→ **Problem to solve**
Reproduce every entry exactly and leave its pictures out.

>> BEGIN Material

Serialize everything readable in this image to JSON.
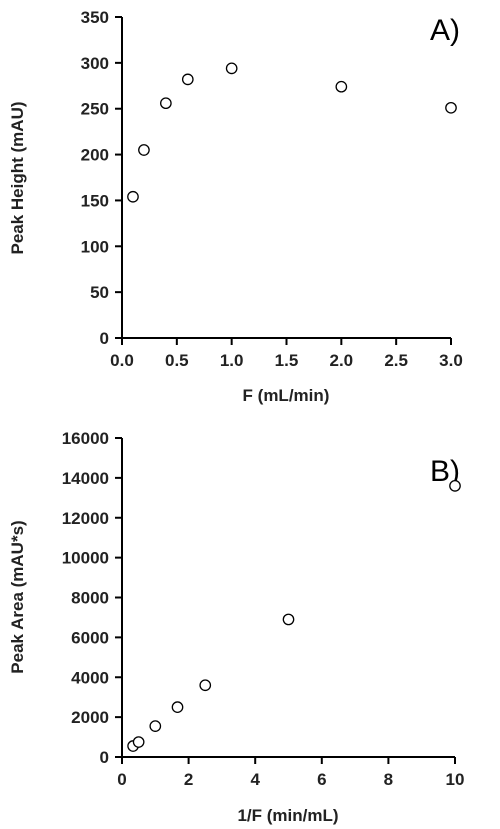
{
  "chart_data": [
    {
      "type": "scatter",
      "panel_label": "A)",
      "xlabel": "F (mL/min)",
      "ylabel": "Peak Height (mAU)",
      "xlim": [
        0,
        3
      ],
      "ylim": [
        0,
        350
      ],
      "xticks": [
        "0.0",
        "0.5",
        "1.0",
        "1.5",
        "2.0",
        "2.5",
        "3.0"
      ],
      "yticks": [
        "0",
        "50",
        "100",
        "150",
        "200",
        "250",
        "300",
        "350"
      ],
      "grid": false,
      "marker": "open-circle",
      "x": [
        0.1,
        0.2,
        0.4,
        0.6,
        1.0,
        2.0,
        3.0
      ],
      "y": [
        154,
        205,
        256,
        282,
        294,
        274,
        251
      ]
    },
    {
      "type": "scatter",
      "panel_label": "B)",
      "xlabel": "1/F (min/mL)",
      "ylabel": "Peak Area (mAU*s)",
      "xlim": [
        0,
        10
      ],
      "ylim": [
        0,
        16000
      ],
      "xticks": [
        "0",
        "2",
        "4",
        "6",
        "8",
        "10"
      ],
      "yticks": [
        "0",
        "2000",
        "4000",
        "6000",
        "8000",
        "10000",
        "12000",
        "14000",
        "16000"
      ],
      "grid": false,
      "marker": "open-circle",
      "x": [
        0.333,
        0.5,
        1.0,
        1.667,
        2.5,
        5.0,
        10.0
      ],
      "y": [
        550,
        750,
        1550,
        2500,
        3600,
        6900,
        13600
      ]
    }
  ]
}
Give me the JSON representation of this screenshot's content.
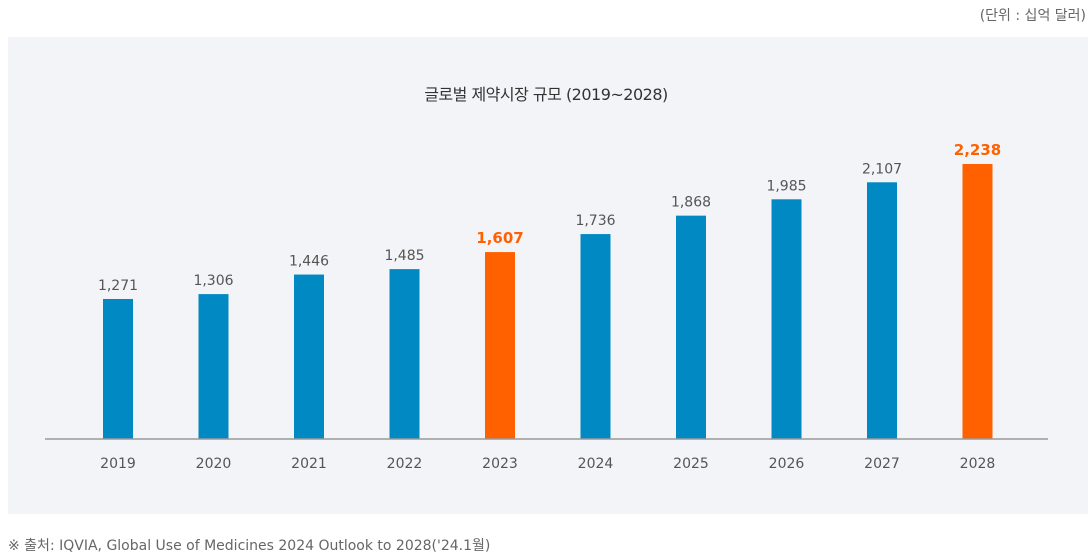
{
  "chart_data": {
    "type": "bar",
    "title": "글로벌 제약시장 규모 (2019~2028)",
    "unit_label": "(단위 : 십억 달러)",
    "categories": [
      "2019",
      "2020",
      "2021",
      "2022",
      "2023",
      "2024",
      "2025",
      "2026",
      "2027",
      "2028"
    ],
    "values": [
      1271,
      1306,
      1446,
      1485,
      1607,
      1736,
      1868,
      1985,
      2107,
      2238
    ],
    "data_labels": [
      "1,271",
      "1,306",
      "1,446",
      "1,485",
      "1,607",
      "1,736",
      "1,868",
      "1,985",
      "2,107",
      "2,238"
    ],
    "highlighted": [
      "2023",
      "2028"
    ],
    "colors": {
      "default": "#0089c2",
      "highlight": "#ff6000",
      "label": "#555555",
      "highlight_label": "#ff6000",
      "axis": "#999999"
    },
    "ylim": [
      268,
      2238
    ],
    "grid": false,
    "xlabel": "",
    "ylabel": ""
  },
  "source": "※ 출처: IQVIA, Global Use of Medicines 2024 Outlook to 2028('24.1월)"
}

>> END Material

→ **Problem solution**
Serialize everything readable in this image to JSON.
{
  "chart_data": [
    {
      "type": "scatter",
      "panel_label": "A)",
      "xlabel": "F (mL/min)",
      "ylabel": "Peak Height (mAU)",
      "xlim": [
        0,
        3
      ],
      "ylim": [
        0,
        350
      ],
      "xticks": [
        "0.0",
        "0.5",
        "1.0",
        "1.5",
        "2.0",
        "2.5",
        "3.0"
      ],
      "yticks": [
        "0",
        "50",
        "100",
        "150",
        "200",
        "250",
        "300",
        "350"
      ],
      "grid": false,
      "marker": "open-circle",
      "x": [
        0.1,
        0.2,
        0.4,
        0.6,
        1.0,
        2.0,
        3.0
      ],
      "y": [
        154,
        205,
        256,
        282,
        294,
        274,
        251
      ]
    },
    {
      "type": "scatter",
      "panel_label": "B)",
      "xlabel": "1/F (min/mL)",
      "ylabel": "Peak Area (mAU*s)",
      "xlim": [
        0,
        10
      ],
      "ylim": [
        0,
        16000
      ],
      "xticks": [
        "0",
        "2",
        "4",
        "6",
        "8",
        "10"
      ],
      "yticks": [
        "0",
        "2000",
        "4000",
        "6000",
        "8000",
        "10000",
        "12000",
        "14000",
        "16000"
      ],
      "grid": false,
      "marker": "open-circle",
      "x": [
        0.333,
        0.5,
        1.0,
        1.667,
        2.5,
        5.0,
        10.0
      ],
      "y": [
        550,
        750,
        1550,
        2500,
        3600,
        6900,
        13600
      ]
    }
  ]
}
Give me the JSON representation of this screenshot's content.
{
  "chart_data": {
    "type": "bar",
    "title": "글로벌 제약시장 규모 (2019~2028)",
    "unit_label": "(단위 : 십억 달러)",
    "categories": [
      "2019",
      "2020",
      "2021",
      "2022",
      "2023",
      "2024",
      "2025",
      "2026",
      "2027",
      "2028"
    ],
    "values": [
      1271,
      1306,
      1446,
      1485,
      1607,
      1736,
      1868,
      1985,
      2107,
      2238
    ],
    "data_labels": [
      "1,271",
      "1,306",
      "1,446",
      "1,485",
      "1,607",
      "1,736",
      "1,868",
      "1,985",
      "2,107",
      "2,238"
    ],
    "highlighted": [
      "2023",
      "2028"
    ],
    "colors": {
      "default": "#0089c2",
      "highlight": "#ff6000",
      "label": "#555555",
      "highlight_label": "#ff6000",
      "axis": "#999999"
    },
    "ylim": [
      268,
      2238
    ],
    "grid": false,
    "xlabel": "",
    "ylabel": ""
  },
  "source": "※ 출처: IQVIA, Global Use of Medicines 2024 Outlook to 2028('24.1월)"
}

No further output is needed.